# Exercise brief:
Repeat the data below exactly, dropping any pictures it holds.

== Dataset extract ==

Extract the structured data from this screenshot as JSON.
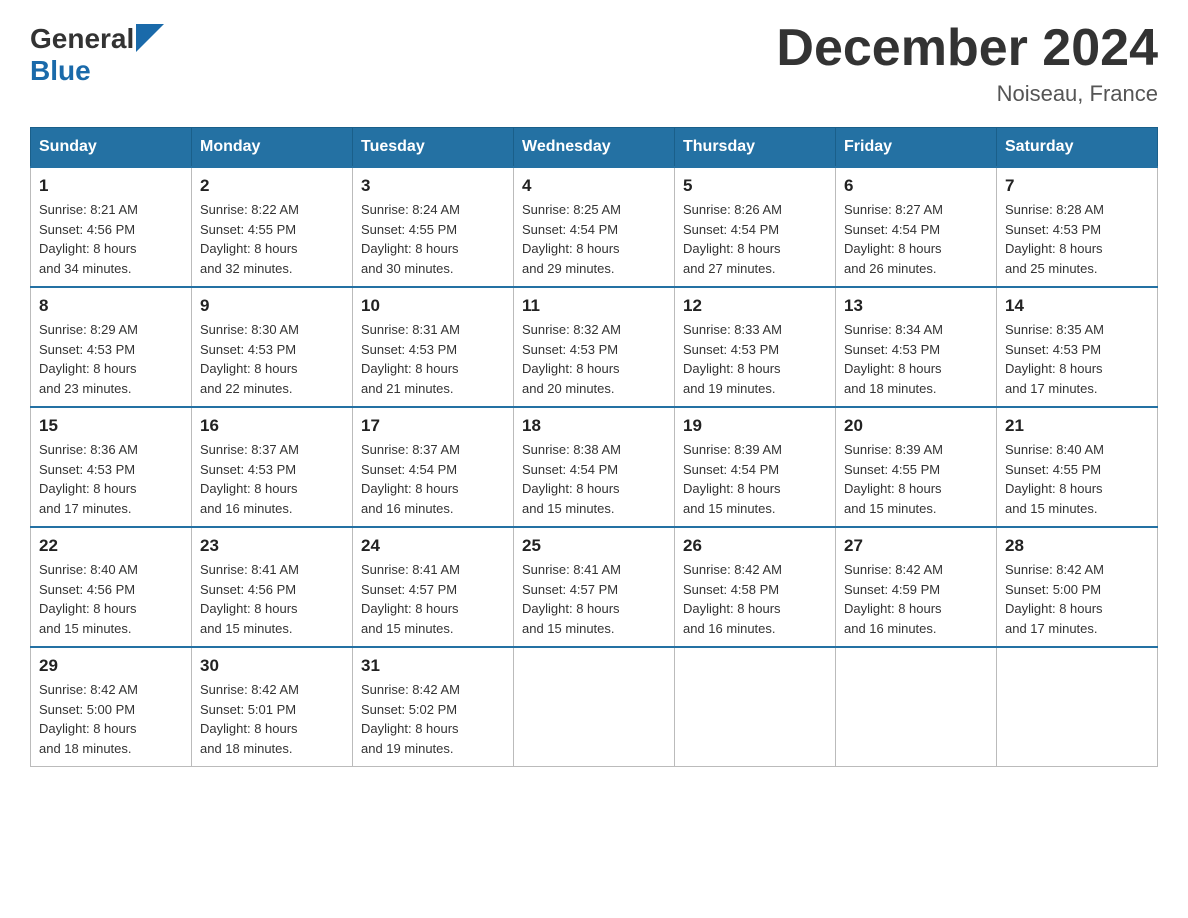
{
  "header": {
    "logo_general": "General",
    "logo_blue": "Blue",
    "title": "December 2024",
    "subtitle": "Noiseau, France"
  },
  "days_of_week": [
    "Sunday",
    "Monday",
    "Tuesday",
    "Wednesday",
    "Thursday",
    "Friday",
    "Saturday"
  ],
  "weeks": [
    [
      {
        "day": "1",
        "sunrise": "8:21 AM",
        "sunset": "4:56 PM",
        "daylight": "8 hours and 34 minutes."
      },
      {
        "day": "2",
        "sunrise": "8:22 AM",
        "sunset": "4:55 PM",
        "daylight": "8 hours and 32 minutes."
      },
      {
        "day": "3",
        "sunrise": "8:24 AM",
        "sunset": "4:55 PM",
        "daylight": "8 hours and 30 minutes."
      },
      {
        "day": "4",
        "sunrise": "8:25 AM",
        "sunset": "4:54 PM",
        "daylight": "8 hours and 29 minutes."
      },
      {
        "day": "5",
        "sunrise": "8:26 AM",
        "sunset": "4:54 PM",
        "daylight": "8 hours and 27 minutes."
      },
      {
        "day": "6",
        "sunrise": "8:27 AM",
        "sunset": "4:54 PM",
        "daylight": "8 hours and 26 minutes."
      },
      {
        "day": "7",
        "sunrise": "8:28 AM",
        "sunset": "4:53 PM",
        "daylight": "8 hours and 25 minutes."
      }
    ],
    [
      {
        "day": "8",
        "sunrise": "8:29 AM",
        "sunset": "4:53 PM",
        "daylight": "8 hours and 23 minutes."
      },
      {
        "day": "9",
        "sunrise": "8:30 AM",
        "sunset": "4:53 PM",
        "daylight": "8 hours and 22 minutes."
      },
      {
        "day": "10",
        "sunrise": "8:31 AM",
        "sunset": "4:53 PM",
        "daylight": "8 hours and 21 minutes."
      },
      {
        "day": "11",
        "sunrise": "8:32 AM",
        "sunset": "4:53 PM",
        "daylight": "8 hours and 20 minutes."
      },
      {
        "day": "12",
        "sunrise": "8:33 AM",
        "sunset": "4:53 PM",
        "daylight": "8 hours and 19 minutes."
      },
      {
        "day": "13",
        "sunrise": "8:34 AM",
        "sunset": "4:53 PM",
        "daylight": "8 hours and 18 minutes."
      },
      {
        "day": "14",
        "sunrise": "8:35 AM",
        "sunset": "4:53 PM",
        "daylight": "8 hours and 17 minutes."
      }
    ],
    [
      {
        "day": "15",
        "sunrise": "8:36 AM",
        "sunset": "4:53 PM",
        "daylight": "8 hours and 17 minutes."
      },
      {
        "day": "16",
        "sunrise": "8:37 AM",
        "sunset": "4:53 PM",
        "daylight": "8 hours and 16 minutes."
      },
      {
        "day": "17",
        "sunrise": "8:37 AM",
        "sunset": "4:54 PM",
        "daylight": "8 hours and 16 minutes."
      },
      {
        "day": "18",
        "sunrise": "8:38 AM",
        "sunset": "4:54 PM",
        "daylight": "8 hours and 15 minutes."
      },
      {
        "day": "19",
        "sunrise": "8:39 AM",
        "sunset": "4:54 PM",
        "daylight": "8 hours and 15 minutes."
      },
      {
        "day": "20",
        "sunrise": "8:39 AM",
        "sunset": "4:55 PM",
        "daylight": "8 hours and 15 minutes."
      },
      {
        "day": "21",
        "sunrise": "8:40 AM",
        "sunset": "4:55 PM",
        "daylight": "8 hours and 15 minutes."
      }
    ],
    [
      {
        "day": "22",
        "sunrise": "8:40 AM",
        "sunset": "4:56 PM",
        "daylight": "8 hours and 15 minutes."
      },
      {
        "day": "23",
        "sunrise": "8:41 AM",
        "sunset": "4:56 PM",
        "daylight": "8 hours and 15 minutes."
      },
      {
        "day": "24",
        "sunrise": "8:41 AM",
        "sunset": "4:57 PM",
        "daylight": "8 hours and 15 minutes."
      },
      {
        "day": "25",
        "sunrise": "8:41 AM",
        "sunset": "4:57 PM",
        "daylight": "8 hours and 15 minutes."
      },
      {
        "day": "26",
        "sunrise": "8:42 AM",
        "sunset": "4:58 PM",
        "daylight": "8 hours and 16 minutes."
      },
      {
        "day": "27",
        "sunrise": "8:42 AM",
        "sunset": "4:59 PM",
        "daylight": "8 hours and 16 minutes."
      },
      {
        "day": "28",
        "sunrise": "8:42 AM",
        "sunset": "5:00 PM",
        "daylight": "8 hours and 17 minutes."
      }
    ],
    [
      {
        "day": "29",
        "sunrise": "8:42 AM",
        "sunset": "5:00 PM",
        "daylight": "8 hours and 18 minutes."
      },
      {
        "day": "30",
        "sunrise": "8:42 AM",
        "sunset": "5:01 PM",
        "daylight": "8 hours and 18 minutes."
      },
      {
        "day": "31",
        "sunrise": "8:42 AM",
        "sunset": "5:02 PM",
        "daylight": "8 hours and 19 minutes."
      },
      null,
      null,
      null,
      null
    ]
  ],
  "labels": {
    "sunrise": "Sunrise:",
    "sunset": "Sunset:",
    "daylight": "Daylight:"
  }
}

===

# Response for this exercise:
Extract the structured data from this screenshot as JSON.
{
  "header": {
    "logo_general": "General",
    "logo_blue": "Blue",
    "title": "December 2024",
    "subtitle": "Noiseau, France"
  },
  "days_of_week": [
    "Sunday",
    "Monday",
    "Tuesday",
    "Wednesday",
    "Thursday",
    "Friday",
    "Saturday"
  ],
  "weeks": [
    [
      {
        "day": "1",
        "sunrise": "8:21 AM",
        "sunset": "4:56 PM",
        "daylight": "8 hours and 34 minutes."
      },
      {
        "day": "2",
        "sunrise": "8:22 AM",
        "sunset": "4:55 PM",
        "daylight": "8 hours and 32 minutes."
      },
      {
        "day": "3",
        "sunrise": "8:24 AM",
        "sunset": "4:55 PM",
        "daylight": "8 hours and 30 minutes."
      },
      {
        "day": "4",
        "sunrise": "8:25 AM",
        "sunset": "4:54 PM",
        "daylight": "8 hours and 29 minutes."
      },
      {
        "day": "5",
        "sunrise": "8:26 AM",
        "sunset": "4:54 PM",
        "daylight": "8 hours and 27 minutes."
      },
      {
        "day": "6",
        "sunrise": "8:27 AM",
        "sunset": "4:54 PM",
        "daylight": "8 hours and 26 minutes."
      },
      {
        "day": "7",
        "sunrise": "8:28 AM",
        "sunset": "4:53 PM",
        "daylight": "8 hours and 25 minutes."
      }
    ],
    [
      {
        "day": "8",
        "sunrise": "8:29 AM",
        "sunset": "4:53 PM",
        "daylight": "8 hours and 23 minutes."
      },
      {
        "day": "9",
        "sunrise": "8:30 AM",
        "sunset": "4:53 PM",
        "daylight": "8 hours and 22 minutes."
      },
      {
        "day": "10",
        "sunrise": "8:31 AM",
        "sunset": "4:53 PM",
        "daylight": "8 hours and 21 minutes."
      },
      {
        "day": "11",
        "sunrise": "8:32 AM",
        "sunset": "4:53 PM",
        "daylight": "8 hours and 20 minutes."
      },
      {
        "day": "12",
        "sunrise": "8:33 AM",
        "sunset": "4:53 PM",
        "daylight": "8 hours and 19 minutes."
      },
      {
        "day": "13",
        "sunrise": "8:34 AM",
        "sunset": "4:53 PM",
        "daylight": "8 hours and 18 minutes."
      },
      {
        "day": "14",
        "sunrise": "8:35 AM",
        "sunset": "4:53 PM",
        "daylight": "8 hours and 17 minutes."
      }
    ],
    [
      {
        "day": "15",
        "sunrise": "8:36 AM",
        "sunset": "4:53 PM",
        "daylight": "8 hours and 17 minutes."
      },
      {
        "day": "16",
        "sunrise": "8:37 AM",
        "sunset": "4:53 PM",
        "daylight": "8 hours and 16 minutes."
      },
      {
        "day": "17",
        "sunrise": "8:37 AM",
        "sunset": "4:54 PM",
        "daylight": "8 hours and 16 minutes."
      },
      {
        "day": "18",
        "sunrise": "8:38 AM",
        "sunset": "4:54 PM",
        "daylight": "8 hours and 15 minutes."
      },
      {
        "day": "19",
        "sunrise": "8:39 AM",
        "sunset": "4:54 PM",
        "daylight": "8 hours and 15 minutes."
      },
      {
        "day": "20",
        "sunrise": "8:39 AM",
        "sunset": "4:55 PM",
        "daylight": "8 hours and 15 minutes."
      },
      {
        "day": "21",
        "sunrise": "8:40 AM",
        "sunset": "4:55 PM",
        "daylight": "8 hours and 15 minutes."
      }
    ],
    [
      {
        "day": "22",
        "sunrise": "8:40 AM",
        "sunset": "4:56 PM",
        "daylight": "8 hours and 15 minutes."
      },
      {
        "day": "23",
        "sunrise": "8:41 AM",
        "sunset": "4:56 PM",
        "daylight": "8 hours and 15 minutes."
      },
      {
        "day": "24",
        "sunrise": "8:41 AM",
        "sunset": "4:57 PM",
        "daylight": "8 hours and 15 minutes."
      },
      {
        "day": "25",
        "sunrise": "8:41 AM",
        "sunset": "4:57 PM",
        "daylight": "8 hours and 15 minutes."
      },
      {
        "day": "26",
        "sunrise": "8:42 AM",
        "sunset": "4:58 PM",
        "daylight": "8 hours and 16 minutes."
      },
      {
        "day": "27",
        "sunrise": "8:42 AM",
        "sunset": "4:59 PM",
        "daylight": "8 hours and 16 minutes."
      },
      {
        "day": "28",
        "sunrise": "8:42 AM",
        "sunset": "5:00 PM",
        "daylight": "8 hours and 17 minutes."
      }
    ],
    [
      {
        "day": "29",
        "sunrise": "8:42 AM",
        "sunset": "5:00 PM",
        "daylight": "8 hours and 18 minutes."
      },
      {
        "day": "30",
        "sunrise": "8:42 AM",
        "sunset": "5:01 PM",
        "daylight": "8 hours and 18 minutes."
      },
      {
        "day": "31",
        "sunrise": "8:42 AM",
        "sunset": "5:02 PM",
        "daylight": "8 hours and 19 minutes."
      },
      null,
      null,
      null,
      null
    ]
  ],
  "labels": {
    "sunrise": "Sunrise:",
    "sunset": "Sunset:",
    "daylight": "Daylight:"
  }
}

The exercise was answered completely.